[WHAT TO DO]: Copy each line below exactly and leave the pictures out.

[EXERCISE INPUT]:
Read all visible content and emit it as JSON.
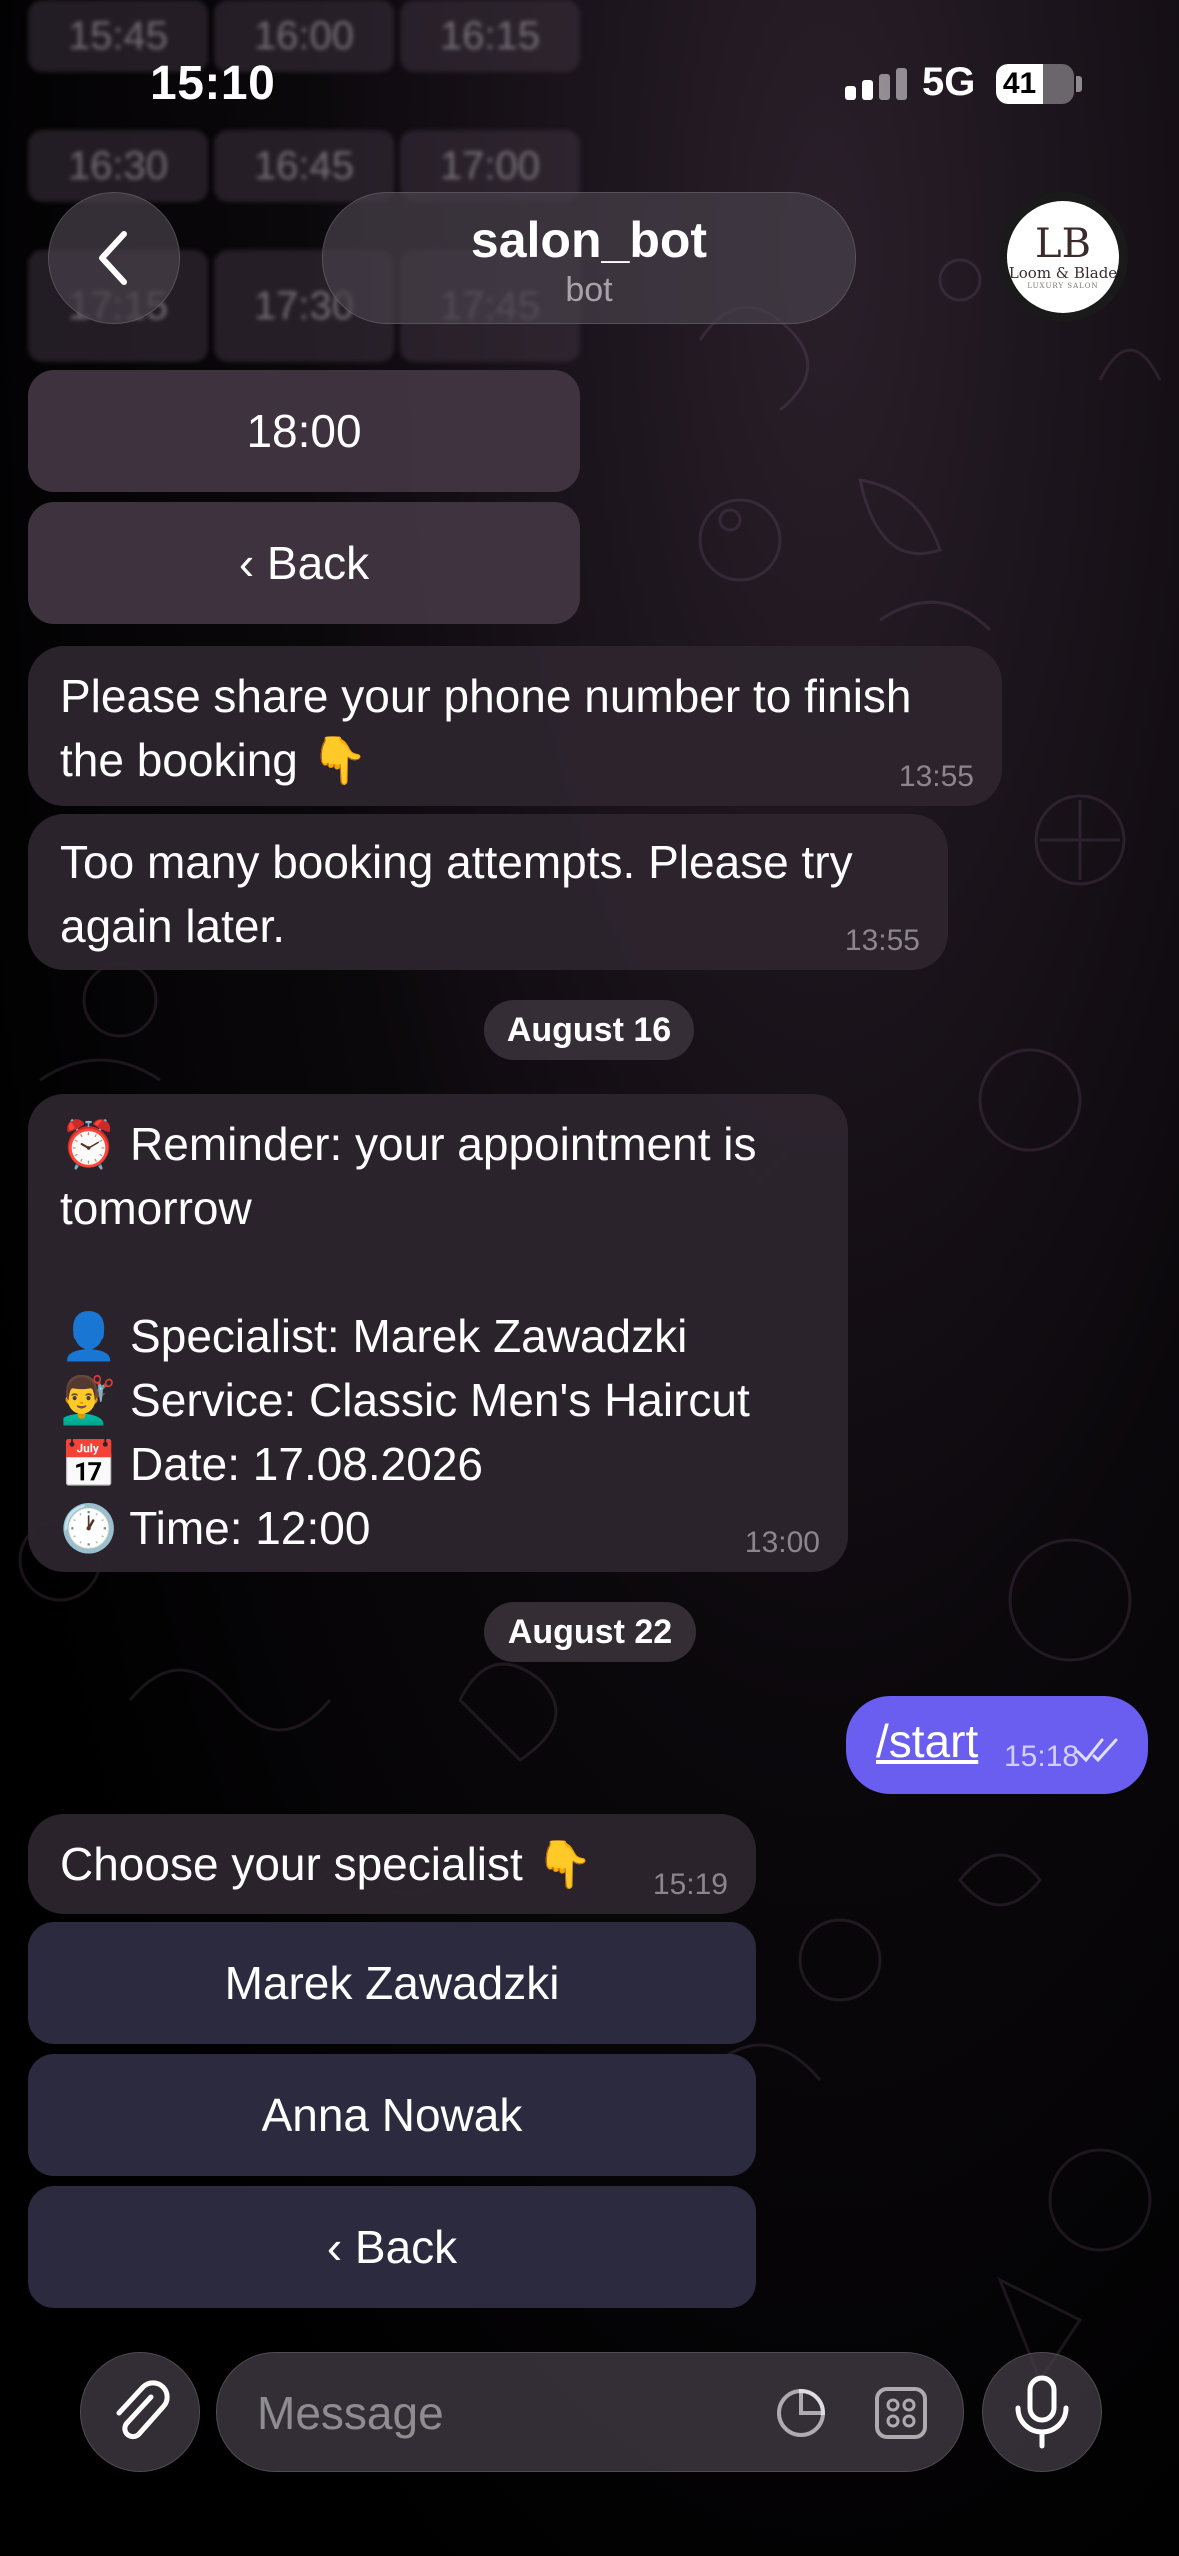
{
  "status": {
    "time": "15:10",
    "network": "5G",
    "battery": "41"
  },
  "header": {
    "title": "salon_bot",
    "subtitle": "bot",
    "avatar": {
      "monogram": "LB",
      "brand": "Loom & Blade",
      "tagline": "LUXURY SALON"
    }
  },
  "ghost_times": [
    "15:45",
    "16:00",
    "16:15",
    "16:30",
    "16:45",
    "17:00",
    "17:15",
    "17:30",
    "17:45"
  ],
  "top_buttons": {
    "time_slot": "18:00",
    "back": "‹ Back"
  },
  "messages": [
    {
      "text": "Please share your phone number to finish the booking 👇",
      "line1": "Please share your phone number to finish",
      "line2": "the booking 👇",
      "time": "13:55"
    },
    {
      "text": "Too many booking attempts. Please try again later.",
      "line1": "Too many booking attempts. Please try",
      "line2": "again later.",
      "time": "13:55"
    }
  ],
  "date_aug16": "August 16",
  "reminder": {
    "line1": "⏰ Reminder: your appointment is",
    "line2": "tomorrow",
    "specialist": "👤 Specialist: Marek Zawadzki",
    "service": "💇‍♂️ Service: Classic Men's Haircut",
    "date": "📅 Date: 17.08.2026",
    "time_line": "🕐 Time: 12:00",
    "time": "13:00"
  },
  "date_aug22": "August 22",
  "outgoing": {
    "text": "/start",
    "time": "15:18"
  },
  "choose": {
    "text": "Choose your specialist 👇",
    "time": "15:19"
  },
  "specialists": [
    "Marek Zawadzki",
    "Anna Nowak",
    "‹ Back"
  ],
  "composer": {
    "placeholder": "Message"
  },
  "colors": {
    "outgoing": "#6a5ef0",
    "incoming": "#2d242e",
    "background": "#000000"
  }
}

[FULL OUTPUT]:
Read all visible content and emit it as JSON.
{
  "status": {
    "time": "15:10",
    "network": "5G",
    "battery": "41"
  },
  "header": {
    "title": "salon_bot",
    "subtitle": "bot",
    "avatar": {
      "monogram": "LB",
      "brand": "Loom & Blade",
      "tagline": "LUXURY SALON"
    }
  },
  "ghost_times": [
    "15:45",
    "16:00",
    "16:15",
    "16:30",
    "16:45",
    "17:00",
    "17:15",
    "17:30",
    "17:45"
  ],
  "top_buttons": {
    "time_slot": "18:00",
    "back": "‹ Back"
  },
  "messages": [
    {
      "text": "Please share your phone number to finish the booking 👇",
      "line1": "Please share your phone number to finish",
      "line2": "the booking 👇",
      "time": "13:55"
    },
    {
      "text": "Too many booking attempts. Please try again later.",
      "line1": "Too many booking attempts. Please try",
      "line2": "again later.",
      "time": "13:55"
    }
  ],
  "date_aug16": "August 16",
  "reminder": {
    "line1": "⏰ Reminder: your appointment is",
    "line2": "tomorrow",
    "specialist": "👤 Specialist: Marek Zawadzki",
    "service": "💇‍♂️ Service: Classic Men's Haircut",
    "date": "📅 Date: 17.08.2026",
    "time_line": "🕐 Time: 12:00",
    "time": "13:00"
  },
  "date_aug22": "August 22",
  "outgoing": {
    "text": "/start",
    "time": "15:18"
  },
  "choose": {
    "text": "Choose your specialist 👇",
    "time": "15:19"
  },
  "specialists": [
    "Marek Zawadzki",
    "Anna Nowak",
    "‹ Back"
  ],
  "composer": {
    "placeholder": "Message"
  },
  "colors": {
    "outgoing": "#6a5ef0",
    "incoming": "#2d242e",
    "background": "#000000"
  }
}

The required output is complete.